* **Recorded data**:
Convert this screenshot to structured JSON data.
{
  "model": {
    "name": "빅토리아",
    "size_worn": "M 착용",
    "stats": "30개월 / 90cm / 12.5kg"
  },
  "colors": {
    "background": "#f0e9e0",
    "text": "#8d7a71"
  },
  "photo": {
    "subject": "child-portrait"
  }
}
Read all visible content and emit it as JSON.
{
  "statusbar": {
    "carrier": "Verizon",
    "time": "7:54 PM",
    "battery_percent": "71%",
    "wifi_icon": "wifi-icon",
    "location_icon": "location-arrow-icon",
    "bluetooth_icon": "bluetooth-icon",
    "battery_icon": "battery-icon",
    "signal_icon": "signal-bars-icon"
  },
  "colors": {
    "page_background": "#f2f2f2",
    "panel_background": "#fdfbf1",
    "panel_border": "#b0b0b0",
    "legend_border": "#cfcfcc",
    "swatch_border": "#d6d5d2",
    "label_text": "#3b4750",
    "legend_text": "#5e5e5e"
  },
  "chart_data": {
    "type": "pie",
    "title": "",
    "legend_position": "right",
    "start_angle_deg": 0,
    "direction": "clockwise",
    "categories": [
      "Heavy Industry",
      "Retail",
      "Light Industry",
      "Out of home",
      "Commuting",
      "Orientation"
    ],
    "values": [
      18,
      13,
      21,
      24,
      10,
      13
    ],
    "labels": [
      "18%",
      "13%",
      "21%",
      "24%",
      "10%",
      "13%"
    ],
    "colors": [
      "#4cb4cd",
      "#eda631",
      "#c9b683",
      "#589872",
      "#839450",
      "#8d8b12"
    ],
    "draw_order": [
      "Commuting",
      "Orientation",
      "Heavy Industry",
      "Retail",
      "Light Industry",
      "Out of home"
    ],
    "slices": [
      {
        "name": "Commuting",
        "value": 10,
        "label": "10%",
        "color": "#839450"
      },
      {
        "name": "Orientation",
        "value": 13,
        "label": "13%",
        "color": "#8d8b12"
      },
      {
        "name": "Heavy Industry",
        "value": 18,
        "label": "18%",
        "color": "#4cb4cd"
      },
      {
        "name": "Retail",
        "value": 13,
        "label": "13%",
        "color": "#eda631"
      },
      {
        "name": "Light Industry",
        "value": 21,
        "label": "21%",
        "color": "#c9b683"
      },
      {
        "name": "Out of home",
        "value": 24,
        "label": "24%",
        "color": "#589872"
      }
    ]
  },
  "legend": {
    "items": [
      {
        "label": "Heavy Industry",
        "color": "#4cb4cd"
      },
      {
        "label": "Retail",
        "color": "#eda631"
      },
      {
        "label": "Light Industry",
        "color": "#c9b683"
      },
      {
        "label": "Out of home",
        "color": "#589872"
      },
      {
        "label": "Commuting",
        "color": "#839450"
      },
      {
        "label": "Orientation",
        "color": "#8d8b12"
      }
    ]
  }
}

* **Work required**: Restate the whole listing exactly, leaving out nothing.

* **Completed task**:
Convert this screenshot to structured JSON data.
{
  "model": {
    "name": "빅토리아",
    "size_worn": "M 착용",
    "stats": "30개월 / 90cm / 12.5kg"
  },
  "colors": {
    "background": "#f0e9e0",
    "text": "#8d7a71"
  },
  "photo": {
    "subject": "child-portrait"
  }
}
Read all visible content and emit it as JSON.
{
  "statusbar": {
    "carrier": "Verizon",
    "time": "7:54 PM",
    "battery_percent": "71%",
    "wifi_icon": "wifi-icon",
    "location_icon": "location-arrow-icon",
    "bluetooth_icon": "bluetooth-icon",
    "battery_icon": "battery-icon",
    "signal_icon": "signal-bars-icon"
  },
  "colors": {
    "page_background": "#f2f2f2",
    "panel_background": "#fdfbf1",
    "panel_border": "#b0b0b0",
    "legend_border": "#cfcfcc",
    "swatch_border": "#d6d5d2",
    "label_text": "#3b4750",
    "legend_text": "#5e5e5e"
  },
  "chart_data": {
    "type": "pie",
    "title": "",
    "legend_position": "right",
    "start_angle_deg": 0,
    "direction": "clockwise",
    "categories": [
      "Heavy Industry",
      "Retail",
      "Light Industry",
      "Out of home",
      "Commuting",
      "Orientation"
    ],
    "values": [
      18,
      13,
      21,
      24,
      10,
      13
    ],
    "labels": [
      "18%",
      "13%",
      "21%",
      "24%",
      "10%",
      "13%"
    ],
    "colors": [
      "#4cb4cd",
      "#eda631",
      "#c9b683",
      "#589872",
      "#839450",
      "#8d8b12"
    ],
    "draw_order": [
      "Commuting",
      "Orientation",
      "Heavy Industry",
      "Retail",
      "Light Industry",
      "Out of home"
    ],
    "slices": [
      {
        "name": "Commuting",
        "value": 10,
        "label": "10%",
        "color": "#839450"
      },
      {
        "name": "Orientation",
        "value": 13,
        "label": "13%",
        "color": "#8d8b12"
      },
      {
        "name": "Heavy Industry",
        "value": 18,
        "label": "18%",
        "color": "#4cb4cd"
      },
      {
        "name": "Retail",
        "value": 13,
        "label": "13%",
        "color": "#eda631"
      },
      {
        "name": "Light Industry",
        "value": 21,
        "label": "21%",
        "color": "#c9b683"
      },
      {
        "name": "Out of home",
        "value": 24,
        "label": "24%",
        "color": "#589872"
      }
    ]
  },
  "legend": {
    "items": [
      {
        "label": "Heavy Industry",
        "color": "#4cb4cd"
      },
      {
        "label": "Retail",
        "color": "#eda631"
      },
      {
        "label": "Light Industry",
        "color": "#c9b683"
      },
      {
        "label": "Out of home",
        "color": "#589872"
      },
      {
        "label": "Commuting",
        "color": "#839450"
      },
      {
        "label": "Orientation",
        "color": "#8d8b12"
      }
    ]
  }
}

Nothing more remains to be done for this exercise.